### RECORDS SUPPLIED ###

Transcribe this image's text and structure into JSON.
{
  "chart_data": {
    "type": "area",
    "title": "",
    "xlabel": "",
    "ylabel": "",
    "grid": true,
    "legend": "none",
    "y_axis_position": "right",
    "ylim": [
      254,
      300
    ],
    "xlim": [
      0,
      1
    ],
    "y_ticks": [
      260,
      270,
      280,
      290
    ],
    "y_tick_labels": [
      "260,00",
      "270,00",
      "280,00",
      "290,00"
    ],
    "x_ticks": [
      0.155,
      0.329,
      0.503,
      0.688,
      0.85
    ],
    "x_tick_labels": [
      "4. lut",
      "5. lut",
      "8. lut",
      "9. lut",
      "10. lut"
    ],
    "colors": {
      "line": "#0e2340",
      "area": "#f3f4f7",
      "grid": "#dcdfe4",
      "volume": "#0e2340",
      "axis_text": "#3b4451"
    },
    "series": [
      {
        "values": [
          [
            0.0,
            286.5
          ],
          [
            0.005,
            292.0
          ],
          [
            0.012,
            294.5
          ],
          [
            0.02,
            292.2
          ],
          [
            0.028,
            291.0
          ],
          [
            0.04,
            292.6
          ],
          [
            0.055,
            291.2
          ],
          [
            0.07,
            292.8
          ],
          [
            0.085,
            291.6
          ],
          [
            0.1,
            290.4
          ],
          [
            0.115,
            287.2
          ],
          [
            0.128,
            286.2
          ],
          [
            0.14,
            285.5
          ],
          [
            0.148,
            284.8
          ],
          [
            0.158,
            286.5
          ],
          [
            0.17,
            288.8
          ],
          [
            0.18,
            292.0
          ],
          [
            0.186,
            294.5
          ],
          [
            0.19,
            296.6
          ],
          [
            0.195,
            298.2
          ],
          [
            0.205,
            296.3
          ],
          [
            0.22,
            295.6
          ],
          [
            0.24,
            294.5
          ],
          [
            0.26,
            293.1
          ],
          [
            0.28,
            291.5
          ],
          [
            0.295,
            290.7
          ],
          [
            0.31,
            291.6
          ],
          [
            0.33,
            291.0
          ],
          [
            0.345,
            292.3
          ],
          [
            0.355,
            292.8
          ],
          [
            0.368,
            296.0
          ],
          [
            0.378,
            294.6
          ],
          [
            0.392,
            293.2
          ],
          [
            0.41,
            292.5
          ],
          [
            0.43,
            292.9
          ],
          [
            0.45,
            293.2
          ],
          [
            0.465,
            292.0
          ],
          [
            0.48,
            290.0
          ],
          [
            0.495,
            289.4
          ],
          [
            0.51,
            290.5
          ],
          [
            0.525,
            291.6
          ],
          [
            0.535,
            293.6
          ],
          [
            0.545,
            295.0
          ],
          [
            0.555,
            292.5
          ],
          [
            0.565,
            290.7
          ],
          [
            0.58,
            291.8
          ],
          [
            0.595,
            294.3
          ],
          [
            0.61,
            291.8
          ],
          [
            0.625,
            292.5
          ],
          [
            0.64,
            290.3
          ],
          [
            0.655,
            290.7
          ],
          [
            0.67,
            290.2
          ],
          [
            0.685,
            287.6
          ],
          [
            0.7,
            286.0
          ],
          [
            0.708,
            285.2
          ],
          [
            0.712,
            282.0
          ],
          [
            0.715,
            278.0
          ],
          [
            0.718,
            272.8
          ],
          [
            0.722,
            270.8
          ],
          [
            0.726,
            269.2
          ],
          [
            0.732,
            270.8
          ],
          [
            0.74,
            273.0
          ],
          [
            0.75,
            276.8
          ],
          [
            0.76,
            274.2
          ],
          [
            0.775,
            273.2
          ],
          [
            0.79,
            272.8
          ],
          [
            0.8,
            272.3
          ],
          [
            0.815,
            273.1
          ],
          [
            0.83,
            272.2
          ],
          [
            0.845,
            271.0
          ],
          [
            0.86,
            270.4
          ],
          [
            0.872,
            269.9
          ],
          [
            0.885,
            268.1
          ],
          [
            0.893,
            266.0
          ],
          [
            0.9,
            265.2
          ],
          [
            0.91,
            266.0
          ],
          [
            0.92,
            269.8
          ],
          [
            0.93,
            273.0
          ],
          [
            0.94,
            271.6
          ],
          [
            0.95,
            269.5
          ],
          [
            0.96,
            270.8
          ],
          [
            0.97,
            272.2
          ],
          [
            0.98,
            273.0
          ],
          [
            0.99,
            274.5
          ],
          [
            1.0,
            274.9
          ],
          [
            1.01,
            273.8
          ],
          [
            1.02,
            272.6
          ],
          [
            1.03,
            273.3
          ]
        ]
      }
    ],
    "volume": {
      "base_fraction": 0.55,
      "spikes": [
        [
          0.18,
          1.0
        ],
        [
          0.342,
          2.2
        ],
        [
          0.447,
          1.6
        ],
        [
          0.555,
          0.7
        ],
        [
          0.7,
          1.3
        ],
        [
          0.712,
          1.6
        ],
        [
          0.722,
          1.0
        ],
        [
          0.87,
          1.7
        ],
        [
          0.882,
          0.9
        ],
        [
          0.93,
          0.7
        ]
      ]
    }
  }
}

###

§ SET PROBLEM: Exact copies of all the records are required.

§ WRITTEN RESPONSE:
Transcribe this image's text and structure into JSON.
{
  "chart_data": {
    "type": "area",
    "title": "",
    "xlabel": "",
    "ylabel": "",
    "grid": true,
    "legend": "none",
    "y_axis_position": "right",
    "ylim": [
      254,
      300
    ],
    "xlim": [
      0,
      1
    ],
    "y_ticks": [
      260,
      270,
      280,
      290
    ],
    "y_tick_labels": [
      "260,00",
      "270,00",
      "280,00",
      "290,00"
    ],
    "x_ticks": [
      0.155,
      0.329,
      0.503,
      0.688,
      0.85
    ],
    "x_tick_labels": [
      "4. lut",
      "5. lut",
      "8. lut",
      "9. lut",
      "10. lut"
    ],
    "colors": {
      "line": "#0e2340",
      "area": "#f3f4f7",
      "grid": "#dcdfe4",
      "volume": "#0e2340",
      "axis_text": "#3b4451"
    },
    "series": [
      {
        "values": [
          [
            0.0,
            286.5
          ],
          [
            0.005,
            292.0
          ],
          [
            0.012,
            294.5
          ],
          [
            0.02,
            292.2
          ],
          [
            0.028,
            291.0
          ],
          [
            0.04,
            292.6
          ],
          [
            0.055,
            291.2
          ],
          [
            0.07,
            292.8
          ],
          [
            0.085,
            291.6
          ],
          [
            0.1,
            290.4
          ],
          [
            0.115,
            287.2
          ],
          [
            0.128,
            286.2
          ],
          [
            0.14,
            285.5
          ],
          [
            0.148,
            284.8
          ],
          [
            0.158,
            286.5
          ],
          [
            0.17,
            288.8
          ],
          [
            0.18,
            292.0
          ],
          [
            0.186,
            294.5
          ],
          [
            0.19,
            296.6
          ],
          [
            0.195,
            298.2
          ],
          [
            0.205,
            296.3
          ],
          [
            0.22,
            295.6
          ],
          [
            0.24,
            294.5
          ],
          [
            0.26,
            293.1
          ],
          [
            0.28,
            291.5
          ],
          [
            0.295,
            290.7
          ],
          [
            0.31,
            291.6
          ],
          [
            0.33,
            291.0
          ],
          [
            0.345,
            292.3
          ],
          [
            0.355,
            292.8
          ],
          [
            0.368,
            296.0
          ],
          [
            0.378,
            294.6
          ],
          [
            0.392,
            293.2
          ],
          [
            0.41,
            292.5
          ],
          [
            0.43,
            292.9
          ],
          [
            0.45,
            293.2
          ],
          [
            0.465,
            292.0
          ],
          [
            0.48,
            290.0
          ],
          [
            0.495,
            289.4
          ],
          [
            0.51,
            290.5
          ],
          [
            0.525,
            291.6
          ],
          [
            0.535,
            293.6
          ],
          [
            0.545,
            295.0
          ],
          [
            0.555,
            292.5
          ],
          [
            0.565,
            290.7
          ],
          [
            0.58,
            291.8
          ],
          [
            0.595,
            294.3
          ],
          [
            0.61,
            291.8
          ],
          [
            0.625,
            292.5
          ],
          [
            0.64,
            290.3
          ],
          [
            0.655,
            290.7
          ],
          [
            0.67,
            290.2
          ],
          [
            0.685,
            287.6
          ],
          [
            0.7,
            286.0
          ],
          [
            0.708,
            285.2
          ],
          [
            0.712,
            282.0
          ],
          [
            0.715,
            278.0
          ],
          [
            0.718,
            272.8
          ],
          [
            0.722,
            270.8
          ],
          [
            0.726,
            269.2
          ],
          [
            0.732,
            270.8
          ],
          [
            0.74,
            273.0
          ],
          [
            0.75,
            276.8
          ],
          [
            0.76,
            274.2
          ],
          [
            0.775,
            273.2
          ],
          [
            0.79,
            272.8
          ],
          [
            0.8,
            272.3
          ],
          [
            0.815,
            273.1
          ],
          [
            0.83,
            272.2
          ],
          [
            0.845,
            271.0
          ],
          [
            0.86,
            270.4
          ],
          [
            0.872,
            269.9
          ],
          [
            0.885,
            268.1
          ],
          [
            0.893,
            266.0
          ],
          [
            0.9,
            265.2
          ],
          [
            0.91,
            266.0
          ],
          [
            0.92,
            269.8
          ],
          [
            0.93,
            273.0
          ],
          [
            0.94,
            271.6
          ],
          [
            0.95,
            269.5
          ],
          [
            0.96,
            270.8
          ],
          [
            0.97,
            272.2
          ],
          [
            0.98,
            273.0
          ],
          [
            0.99,
            274.5
          ],
          [
            1.0,
            274.9
          ],
          [
            1.01,
            273.8
          ],
          [
            1.02,
            272.6
          ],
          [
            1.03,
            273.3
          ]
        ]
      }
    ],
    "volume": {
      "base_fraction": 0.55,
      "spikes": [
        [
          0.18,
          1.0
        ],
        [
          0.342,
          2.2
        ],
        [
          0.447,
          1.6
        ],
        [
          0.555,
          0.7
        ],
        [
          0.7,
          1.3
        ],
        [
          0.712,
          1.6
        ],
        [
          0.722,
          1.0
        ],
        [
          0.87,
          1.7
        ],
        [
          0.882,
          0.9
        ],
        [
          0.93,
          0.7
        ]
      ]
    }
  }
}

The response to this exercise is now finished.